A block of data
┏━━

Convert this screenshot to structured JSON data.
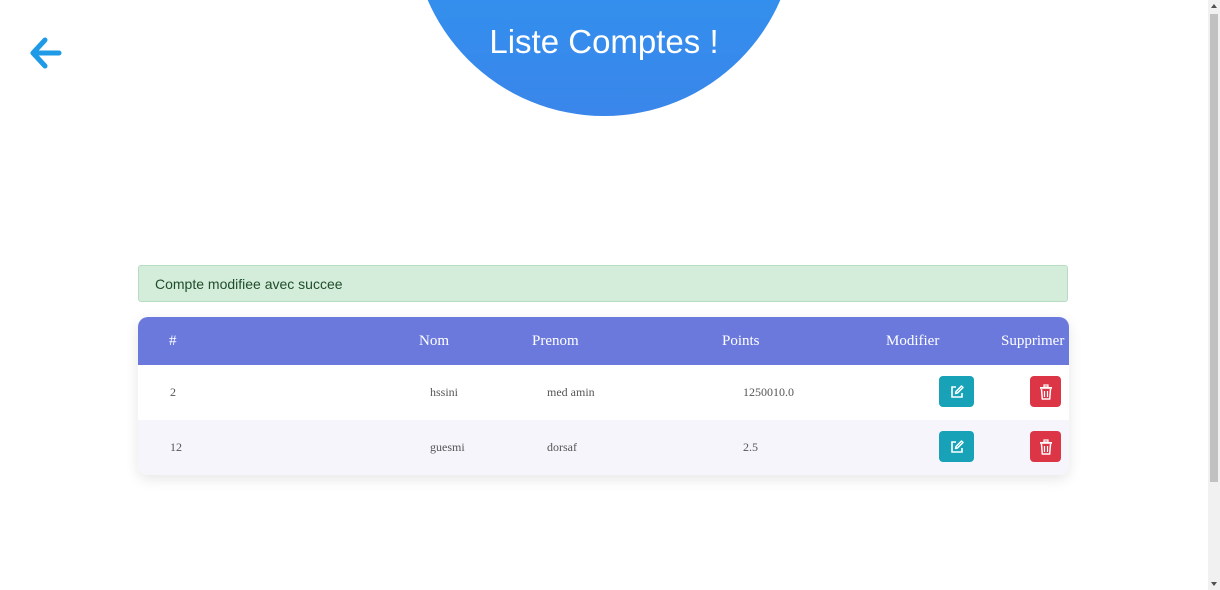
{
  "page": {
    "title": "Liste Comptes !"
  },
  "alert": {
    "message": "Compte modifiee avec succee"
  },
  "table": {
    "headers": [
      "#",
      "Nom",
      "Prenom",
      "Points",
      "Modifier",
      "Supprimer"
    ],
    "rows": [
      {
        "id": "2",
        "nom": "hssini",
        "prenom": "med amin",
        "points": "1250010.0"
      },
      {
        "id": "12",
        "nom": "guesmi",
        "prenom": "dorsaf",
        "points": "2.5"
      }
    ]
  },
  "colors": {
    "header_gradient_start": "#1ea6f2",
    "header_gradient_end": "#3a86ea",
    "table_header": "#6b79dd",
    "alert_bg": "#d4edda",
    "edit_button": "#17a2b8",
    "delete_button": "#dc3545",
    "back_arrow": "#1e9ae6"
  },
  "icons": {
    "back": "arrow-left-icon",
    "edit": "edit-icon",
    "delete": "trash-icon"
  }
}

┗━━

== WHAT IS NEEDED ==
Can you restate all the records above word for word while dropping the pictures?

== SOLUTION FOR THIS PROBLEM ==
Convert this screenshot to structured JSON data.
{
  "page": {
    "title": "Liste Comptes !"
  },
  "alert": {
    "message": "Compte modifiee avec succee"
  },
  "table": {
    "headers": [
      "#",
      "Nom",
      "Prenom",
      "Points",
      "Modifier",
      "Supprimer"
    ],
    "rows": [
      {
        "id": "2",
        "nom": "hssini",
        "prenom": "med amin",
        "points": "1250010.0"
      },
      {
        "id": "12",
        "nom": "guesmi",
        "prenom": "dorsaf",
        "points": "2.5"
      }
    ]
  },
  "colors": {
    "header_gradient_start": "#1ea6f2",
    "header_gradient_end": "#3a86ea",
    "table_header": "#6b79dd",
    "alert_bg": "#d4edda",
    "edit_button": "#17a2b8",
    "delete_button": "#dc3545",
    "back_arrow": "#1e9ae6"
  },
  "icons": {
    "back": "arrow-left-icon",
    "edit": "edit-icon",
    "delete": "trash-icon"
  }
}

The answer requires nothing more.